→ Task details:
Find every line with the string "text" in it, count them, and reply with that count only.

→ Entries supplied:
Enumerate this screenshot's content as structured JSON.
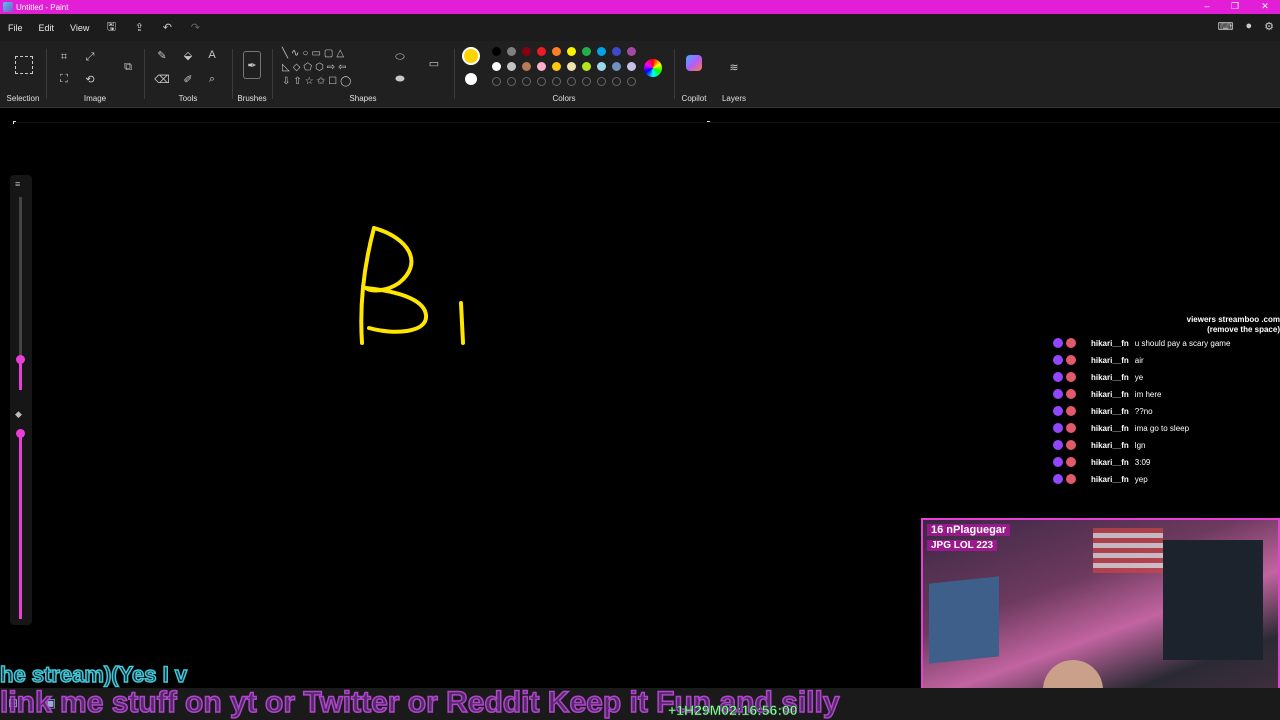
{
  "window": {
    "title": "Untitled - Paint"
  },
  "menu": {
    "file": "File",
    "edit": "Edit",
    "view": "View"
  },
  "ribbon": {
    "selection": "Selection",
    "image": "Image",
    "tools": "Tools",
    "brushes": "Brushes",
    "shapes": "Shapes",
    "colors": "Colors",
    "copilot": "Copilot",
    "layers": "Layers"
  },
  "colors": {
    "primary": "#ffd400",
    "secondary": "#ffffff",
    "palette_row1": [
      "#000000",
      "#7f7f7f",
      "#880015",
      "#ed1c24",
      "#ff7f27",
      "#fff200",
      "#22b14c",
      "#00a2e8",
      "#3f48cc",
      "#a349a4"
    ],
    "palette_row2": [
      "#ffffff",
      "#c3c3c3",
      "#b97a57",
      "#ffaec9",
      "#ffc90e",
      "#efe4b0",
      "#b5e61d",
      "#99d9ea",
      "#7092be",
      "#c8bfe7"
    ]
  },
  "chat": {
    "header_line1": "viewers streamboo .com",
    "header_line2": "(remove the space)",
    "messages": [
      {
        "user": "hikari__fn",
        "text": "u should pay a scary game"
      },
      {
        "user": "hikari__fn",
        "text": "air"
      },
      {
        "user": "hikari__fn",
        "text": "ye"
      },
      {
        "user": "hikari__fn",
        "text": "im here"
      },
      {
        "user": "hikari__fn",
        "text": "??no"
      },
      {
        "user": "hikari__fn",
        "text": "ima go to sleep"
      },
      {
        "user": "hikari__fn",
        "text": "lgn"
      },
      {
        "user": "hikari__fn",
        "text": "3:09"
      },
      {
        "user": "hikari__fn",
        "text": "yep"
      }
    ]
  },
  "webcam": {
    "tag1": "16 nPlaguegar",
    "tag2": "JPG LOL 223"
  },
  "overlay": {
    "line1": "he stream)(Yes I v",
    "line2": "link me stuff on yt or Twitter or Reddit Keep it Fun and silly",
    "timer": "+1H29M02:16:56:00"
  }
}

→ Exercise solution:
9